### Written exercise
Rewrite the part of the passage on the purpose of sex starting with "Proof: For the" and going on through "the only one.", replacing "teachings" with "doctrines".

### Source passage
□ □ □ □

What interests me about both these positions is that on the surface they look so logical, but in their consequences they look totally at odds with the way human beings really live -- around the globe and over the ages. What's more, it is easy to think you have found the flaw in the argument and then go astray in another direction.

Both the Catholic and the "evolutionary psychological" positions rest on the premise that the purpose of sex is reproduction. From that, all the rest follows. If you want to reject those conclusions, the easiest way is to reject teleology and say "There are no purposes! Go do what you want!" But you know by now that I consider teleology to be a basic fact about living beings, so that too is an error.

What then?

If an argument leads to results which look absurd, but all the steps of the argument are logical, the error is probably in its premises. As noted, the premise behind both the Catholic and the "evolutionary psychological" teachings is this: Reproduction is the purpose of sex. But where is the error? If we concede that there are purposes in Nature, how can this premise possibly be false? Isn't that how we get children, through sex? Isn't it the only possible way to create new children?

Of course it is. And while I do affirm there is an error in that sentence, it's subtle. Only one word is wrong, and that word is not "reproduction." Its "the."

The point is that this premise ("Reproduction is the purpose of sex") itself relies on an earlier, hidden premise which states, "A thing can have only one purpose." But where is the evidence for that? How would you ever go about proving it? Can you prove it?

Presumably the argument would start by conceding that a thing can be used in lots of different ways, but would insist that only one of them is the true natural end or goal or purpose. A car can be used to get money (by selling it) or to impress your neighbor (by polishing it ostentatiously and parking it where he has to see it); but its natural purpose is to drive. And as far as it goes, the analogy sounds plausible. Does it work the same way in Nature? You could argue that I can use the hair on top of my head to make a political or fashion statement depending on how I wear it, but its natural purpose is to keep my head warm. Maybe the rest of Nature is like that too.

Only it's not. I can formally disprove the allegation that everything has only one purpose, as follows:
Lemma: It is possible for a thing to have more than one natural purpose.  
Proof: For the sake of an example, consider the penis. What is its natural function: elimination of waste, or reproduction of the species? Both are essential to survival. Neither one can possibly be considered an incidental, side use. Neither one can be considered an abuse. Both purposes are absolutely fundamental. But they are different. Therefore it is possible for a thing to have more than one natural purpose. QED.

And with this proof, both the Catholic and the "evolutionary psychological" teachings collapse. Because while it is obvious that reproduction is a purpose of sex, there is no evidence whatever that it is the only one.

What else then? What other purpose can we reasonably suppose sex to have? Recall that I recently argued that the highest end for Man is friendship. And recall the argument I made ... gosh, almost three years ago, by now ... that the purpose of the orgasm is to make love -- to create or generate love even where it did not exist before (and therefore a fortiori to strengthen it where it does). Based on these two arguments, I think it is inescapable that one essential, natural purpose for sex is to bind us together, to help us love each other, to unite us as friends and lovers.

Naturally there are other ways to make friends too. Don't misunderstand me to say sex is the only path to friendship! But it can be one of them.

□ □ □ □

### Raw data
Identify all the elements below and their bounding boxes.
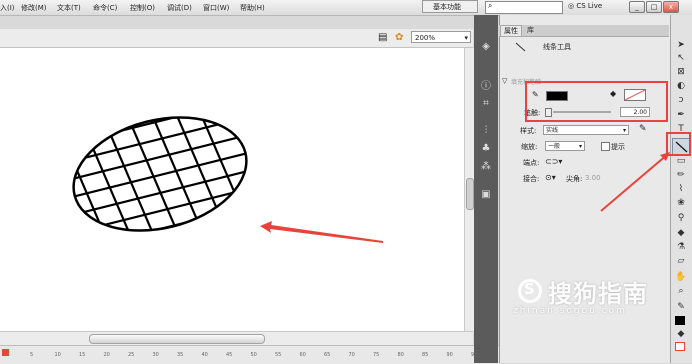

□ □ □ □

### Output below
Proof: For the sake of an example, consider the penis. What is its natural function: elimination of waste, or reproduction of the species? Both are essential to survival. Neither one can possibly be considered an incidental, side use. Neither one can be considered an abuse. Both purposes are absolutely fundamental. But they are different. Therefore it is possible for a thing to have more than one natural purpose. QED.

And with this proof, both the Catholic and the "evolutionary psychological" doctrines collapse. Because while it is obvious that reproduction is a purpose of sex, there is no evidence whatever that it is the only one.